____ Dataset

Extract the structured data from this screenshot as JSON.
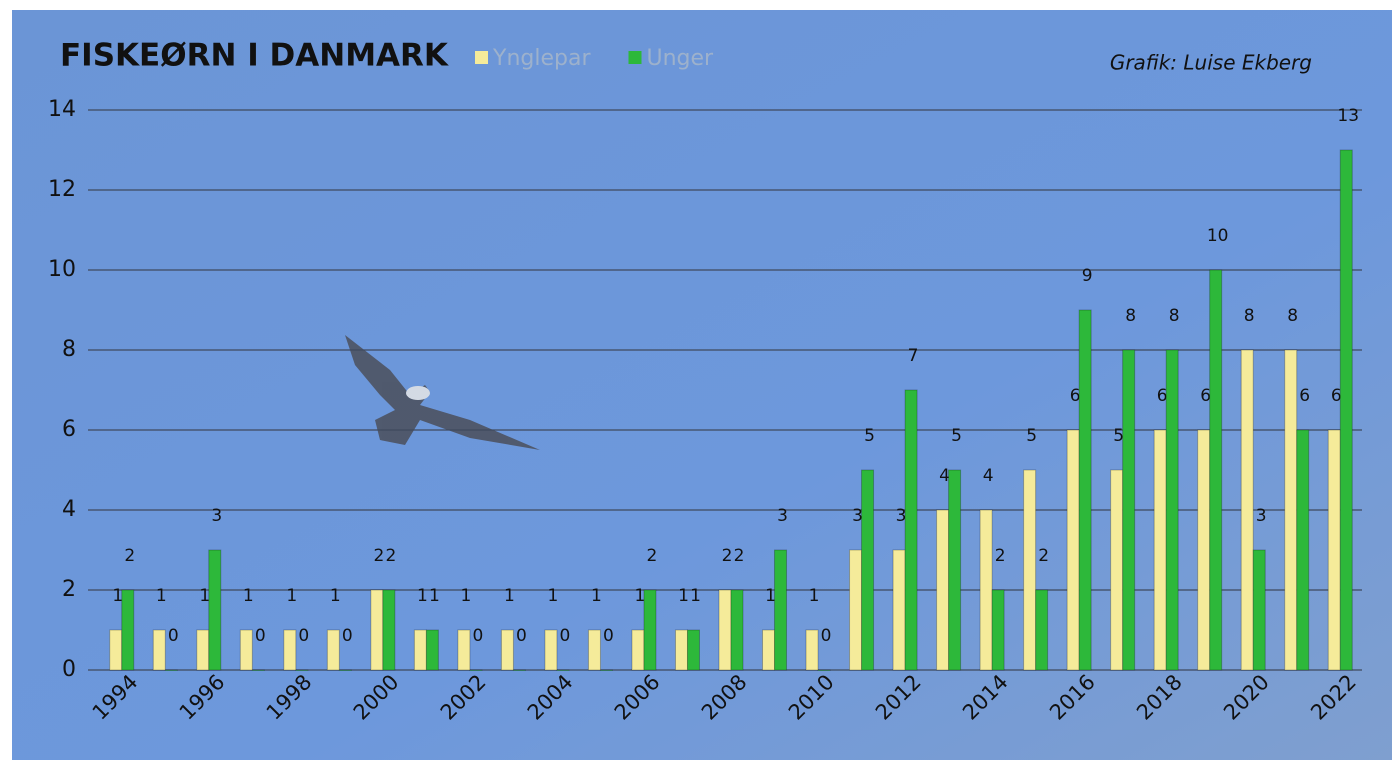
{
  "chart_data": {
    "type": "bar",
    "title": "FISKEØRN I DANMARK",
    "credit": "Grafik: Luise Ekberg",
    "categories": [
      "1994",
      null,
      "1996",
      null,
      "1998",
      null,
      "2000",
      null,
      "2002",
      null,
      "2004",
      null,
      "2006",
      null,
      "2008",
      null,
      "2010",
      null,
      "2012",
      null,
      "2014",
      null,
      "2016",
      null,
      "2018",
      null,
      "2020",
      null,
      "2022"
    ],
    "series": [
      {
        "name": "Ynglepar",
        "color": "#f5eb9a",
        "values": [
          1,
          1,
          1,
          1,
          1,
          1,
          2,
          1,
          1,
          1,
          1,
          1,
          1,
          1,
          2,
          1,
          1,
          3,
          3,
          4,
          4,
          5,
          6,
          5,
          6,
          6,
          8,
          8,
          6
        ]
      },
      {
        "name": "Unger",
        "color": "#2db83a",
        "values": [
          2,
          0,
          3,
          0,
          0,
          0,
          2,
          1,
          0,
          0,
          0,
          0,
          2,
          1,
          2,
          3,
          0,
          5,
          7,
          5,
          2,
          2,
          9,
          8,
          8,
          10,
          3,
          6,
          13
        ]
      }
    ],
    "ylim": [
      0,
      14
    ],
    "yticks": [
      0,
      2,
      4,
      6,
      8,
      10,
      12,
      14
    ],
    "grid": true,
    "data_labels": true
  }
}
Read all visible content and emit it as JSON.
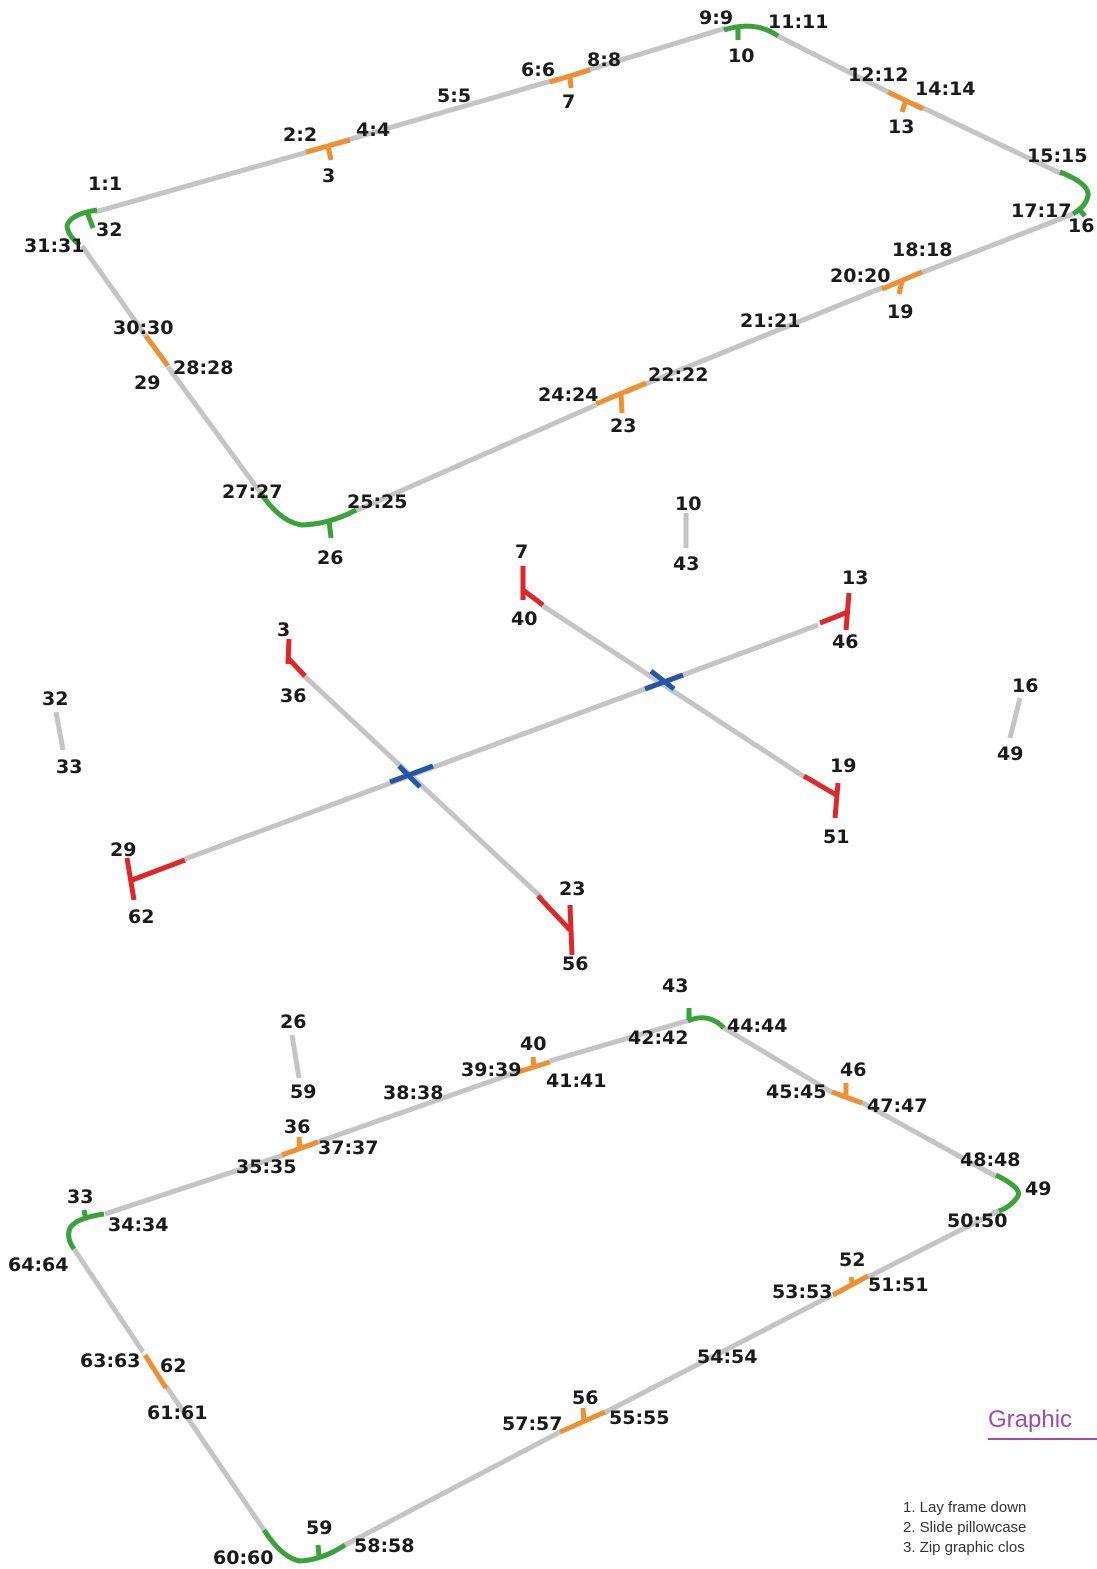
{
  "frame_top": {
    "labels": [
      "1:1",
      "2:2",
      "3",
      "4:4",
      "5:5",
      "6:6",
      "7",
      "8:8",
      "9:9",
      "10",
      "11:11",
      "12:12",
      "13",
      "14:14",
      "15:15",
      "16",
      "17:17",
      "18:18",
      "19",
      "20:20",
      "21:21",
      "22:22",
      "23",
      "24:24",
      "25:25",
      "26",
      "27:27",
      "28:28",
      "29",
      "30:30",
      "31:31",
      "32"
    ]
  },
  "connectors_middle": {
    "labels": [
      "10",
      "43",
      "7",
      "40",
      "13",
      "46",
      "3",
      "36",
      "32",
      "33",
      "16",
      "49",
      "19",
      "51",
      "29",
      "62",
      "23",
      "56",
      "26",
      "59"
    ]
  },
  "frame_bottom": {
    "labels": [
      "43",
      "44:44",
      "42:42",
      "40",
      "39:39",
      "41:41",
      "46",
      "45:45",
      "47:47",
      "38:38",
      "36",
      "37:37",
      "35:35",
      "33",
      "34:34",
      "48:48",
      "49",
      "50:50",
      "64:64",
      "52",
      "53:53",
      "51:51",
      "54:54",
      "63:63",
      "62",
      "61:61",
      "56",
      "57:57",
      "55:55",
      "59",
      "60:60",
      "58:58"
    ]
  },
  "instructions": {
    "title": "Graphic",
    "steps": [
      "1. Lay frame down",
      "2. Slide pillowcase",
      "3. Zip graphic clos"
    ]
  },
  "colors": {
    "tube": "#c4c4c4",
    "tee_connector": "#ef8f2f",
    "corner_connector": "#3aa23a",
    "end_connector": "#e0262a",
    "cross_connector": "#2456a8",
    "title_accent": "#a04ab0"
  }
}
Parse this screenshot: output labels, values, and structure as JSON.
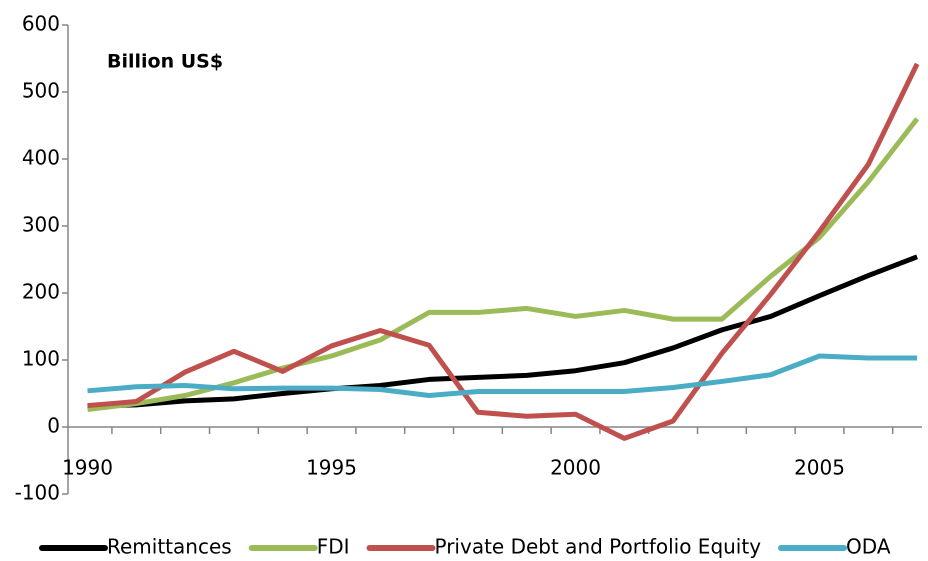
{
  "chart_data": {
    "type": "line",
    "annotation": "Billion US$",
    "x": [
      1990,
      1991,
      1992,
      1993,
      1994,
      1995,
      1996,
      1997,
      1998,
      1999,
      2000,
      2001,
      2002,
      2003,
      2004,
      2005,
      2006,
      2007
    ],
    "xlim": [
      1989.6,
      2007.1
    ],
    "xticks": [
      1990,
      1995,
      2000,
      2005
    ],
    "ylim": [
      -100,
      600
    ],
    "yticks": [
      -100,
      0,
      100,
      200,
      300,
      400,
      500,
      600
    ],
    "grid": false,
    "legend": "bottom",
    "series": [
      {
        "name": "Remittances",
        "color": "#000000",
        "values": [
          31,
          33,
          39,
          42,
          50,
          57,
          62,
          71,
          74,
          77,
          84,
          96,
          118,
          145,
          165,
          196,
          226,
          254
        ]
      },
      {
        "name": "FDI",
        "color": "#9bbb59",
        "values": [
          26,
          35,
          47,
          66,
          88,
          106,
          130,
          171,
          171,
          177,
          165,
          174,
          161,
          161,
          225,
          283,
          366,
          460
        ]
      },
      {
        "name": "Private Debt and Portfolio Equity",
        "color": "#c0504d",
        "values": [
          32,
          38,
          82,
          113,
          83,
          121,
          144,
          122,
          22,
          16,
          19,
          -17,
          9,
          110,
          198,
          292,
          392,
          542
        ]
      },
      {
        "name": "ODA",
        "color": "#4bacc6",
        "values": [
          54,
          60,
          62,
          57,
          58,
          58,
          56,
          47,
          53,
          53,
          53,
          53,
          59,
          68,
          78,
          106,
          103,
          103
        ]
      }
    ]
  }
}
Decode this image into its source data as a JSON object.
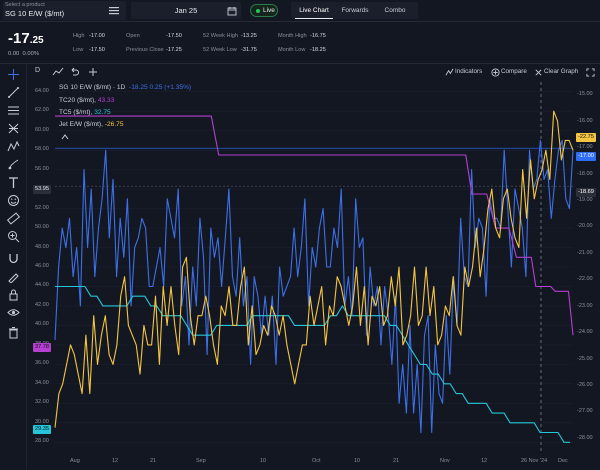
{
  "product": {
    "label": "Select a product",
    "value": "SG 10 E/W ($/mt)"
  },
  "date": {
    "value": "Jan 25"
  },
  "live": {
    "label": "Live"
  },
  "tabs": [
    {
      "label": "Live Chart"
    },
    {
      "label": "Forwards"
    },
    {
      "label": "Combo"
    }
  ],
  "quote": {
    "price_main": "-17",
    "price_dec": ".25",
    "change_abs": "0.00",
    "change_pct": "0.00%",
    "stats": [
      {
        "label": "High",
        "value": "-17.00"
      },
      {
        "label": "Low",
        "value": "-17.50"
      },
      {
        "label": "Open",
        "value": "-17.50"
      },
      {
        "label": "Previous Close",
        "value": "-17.25"
      },
      {
        "label": "52 Week High",
        "value": "-13.25"
      },
      {
        "label": "52 Week Low",
        "value": "-31.75"
      },
      {
        "label": "Month High",
        "value": "-16.75"
      },
      {
        "label": "Month Low",
        "value": "-18.25"
      }
    ]
  },
  "chart_toolbar": {
    "interval": "D",
    "indicators": "Indicators",
    "compare": "Compare",
    "clear": "Clear Graph"
  },
  "legend": {
    "main_name": "SG 10 E/W ($/mt) · 1D",
    "main_values": "-18.25  0.25 (+1.35%)",
    "items": [
      {
        "name": "TC20 ($/mt),",
        "value": "43.33"
      },
      {
        "name": "TC5 ($/mt),",
        "value": "32.75"
      },
      {
        "name": "Jet E/W ($/mt),",
        "value": "-26.75"
      }
    ]
  },
  "chart_data": {
    "type": "line",
    "x_labels": [
      "Aug",
      "12",
      "21",
      "Sep",
      "10",
      "Oct",
      "10",
      "21",
      "Nov",
      "12",
      "26 Nov '24",
      "Dec"
    ],
    "left_axis": {
      "ticks": [
        "64.00",
        "62.00",
        "60.00",
        "58.00",
        "56.00",
        "54.00",
        "52.00",
        "50.00",
        "48.00",
        "46.00",
        "44.00",
        "42.00",
        "40.00",
        "38.00",
        "36.00",
        "34.00",
        "32.00",
        "30.00",
        "28.00"
      ],
      "range": [
        27,
        65
      ]
    },
    "right_axis": {
      "ticks": [
        "-15.00",
        "-16.00",
        "-17.00",
        "-18.00",
        "-19.00",
        "-20.00",
        "-21.00",
        "-22.00",
        "-23.00",
        "-24.00",
        "-25.00",
        "-26.00",
        "-27.00",
        "-28.00"
      ],
      "range": [
        -14.5,
        -28.5
      ]
    },
    "left_axis_labels": [
      {
        "value": "53.95",
        "color": "#2a2e39"
      },
      {
        "value": "37.78",
        "color": "#b43fd0"
      },
      {
        "value": "29.35",
        "color": "#26c6da"
      }
    ],
    "right_axis_labels": [
      {
        "value": "-22.75",
        "color": "#f5c542"
      },
      {
        "value": "-17.00",
        "color": "#2f6df6"
      },
      {
        "value": "-18.69",
        "color": "#2a2e39"
      }
    ],
    "series": [
      {
        "name": "SG 10 E/W ($/mt)",
        "axis": "left",
        "color": "#3d6fe6",
        "values": [
          38.5,
          46,
          50,
          48,
          51,
          45,
          48,
          42,
          56,
          48,
          54,
          45,
          50,
          53,
          58,
          49,
          55,
          45,
          51,
          47,
          53,
          42,
          48,
          49,
          51,
          50,
          44,
          44,
          46,
          48,
          44,
          53,
          51,
          49,
          54,
          42,
          45,
          38,
          46,
          42,
          51,
          47,
          37,
          50,
          47,
          49,
          44,
          49,
          54,
          45,
          43,
          49,
          42,
          45,
          36,
          45,
          43,
          39,
          43,
          39,
          43,
          36,
          46,
          43,
          44,
          45,
          50,
          45,
          48,
          53,
          42,
          48,
          46,
          50,
          52,
          46,
          46,
          50,
          48,
          54,
          42,
          45,
          41,
          53,
          48,
          49,
          39,
          46,
          42,
          44,
          38,
          44,
          41,
          36,
          43,
          32,
          36,
          31,
          40,
          31,
          36,
          29,
          39,
          41,
          29,
          38,
          33,
          32,
          41,
          35,
          45,
          40,
          51,
          45,
          44,
          56,
          48,
          51,
          50,
          43,
          53,
          51,
          51,
          50,
          58,
          52,
          46,
          54,
          52,
          50,
          45,
          58,
          54,
          55,
          59,
          55,
          56,
          51,
          55,
          58,
          59,
          53,
          52,
          58
        ]
      },
      {
        "name": "TC20 ($/mt)",
        "axis": "left",
        "color": "#b43fd0",
        "points": [
          [
            0,
            61.5
          ],
          [
            105,
            61.5
          ],
          [
            110,
            57.5
          ],
          [
            276,
            57.5
          ],
          [
            280,
            53.5
          ],
          [
            290,
            53.5
          ],
          [
            296,
            50
          ],
          [
            305,
            50
          ],
          [
            310,
            47
          ],
          [
            320,
            47
          ],
          [
            323,
            44
          ],
          [
            333,
            44
          ],
          [
            336,
            43.5
          ],
          [
            345,
            43.5
          ],
          [
            348,
            39
          ]
        ]
      },
      {
        "name": "TC5 ($/mt)",
        "axis": "left",
        "color": "#26c6da",
        "values": [
          44,
          44,
          44,
          44,
          44,
          44,
          43,
          43,
          42,
          42,
          42,
          42,
          42,
          43,
          43,
          43,
          42,
          42,
          41,
          41,
          41,
          41,
          40,
          39,
          39,
          39,
          39,
          40,
          40,
          40,
          40,
          40,
          40,
          41,
          41,
          41,
          41,
          41,
          41,
          41,
          40,
          40,
          40,
          40,
          40,
          40,
          41,
          41,
          42,
          41,
          41,
          41,
          41,
          41,
          41,
          41,
          40,
          40,
          39,
          38,
          37,
          36,
          36,
          35,
          35,
          34,
          34,
          33,
          33,
          32,
          32,
          32,
          32,
          31,
          31,
          31,
          30,
          30,
          30,
          30,
          30,
          29,
          29,
          29,
          29,
          28,
          28
        ]
      },
      {
        "name": "Jet E/W ($/mt)",
        "axis": "left",
        "color": "#f5c542",
        "values": [
          29.5,
          33,
          34,
          36,
          38,
          37,
          35,
          33,
          39,
          33,
          41,
          36,
          39,
          41,
          37,
          36,
          38,
          43,
          45,
          40,
          39,
          38,
          35,
          40,
          38,
          38,
          43,
          36,
          44,
          40,
          44,
          40,
          37,
          46,
          47,
          41,
          38,
          41,
          41,
          43,
          41,
          38,
          36,
          42,
          41,
          44,
          40,
          40,
          44,
          46,
          38,
          42,
          37,
          38,
          40,
          39,
          42,
          41,
          39,
          41,
          38,
          36,
          34,
          36,
          38,
          38,
          43,
          40,
          42,
          44,
          38,
          42,
          41,
          45,
          44,
          42,
          40,
          42,
          46,
          40,
          44,
          38,
          43,
          42,
          44,
          40,
          41,
          45,
          42,
          46,
          38,
          39,
          41,
          46,
          40,
          41,
          46,
          41,
          44,
          38,
          39,
          42,
          41,
          45,
          40,
          39,
          46,
          44,
          46,
          50,
          45,
          48,
          52,
          54,
          50,
          49,
          53,
          54,
          51,
          49,
          48,
          56,
          51,
          57,
          53,
          55,
          56,
          58,
          55,
          62,
          61,
          57,
          59,
          59,
          58
        ]
      }
    ],
    "horizontal_lines": [
      {
        "left_value": 58.2,
        "color": "#2f6df6"
      },
      {
        "left_value": 54.3,
        "color": "#555a66"
      }
    ],
    "vertical_marker": {
      "label": "26 Nov '24"
    }
  }
}
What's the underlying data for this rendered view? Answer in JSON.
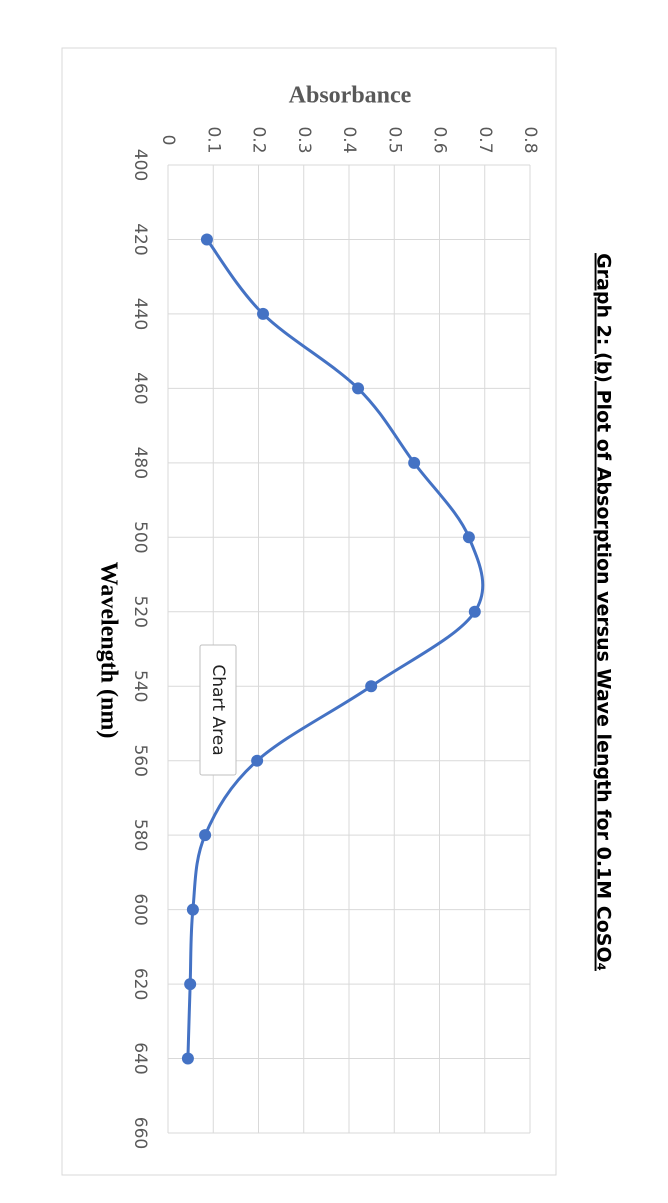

________

_What is expected_: Filter the records for lines holding the string "screenshot". Copy each one.

_The output_:
Extract the structured data from this screenshot as JSON.
Parse this screenshot: output labels, values, and structure as JSON.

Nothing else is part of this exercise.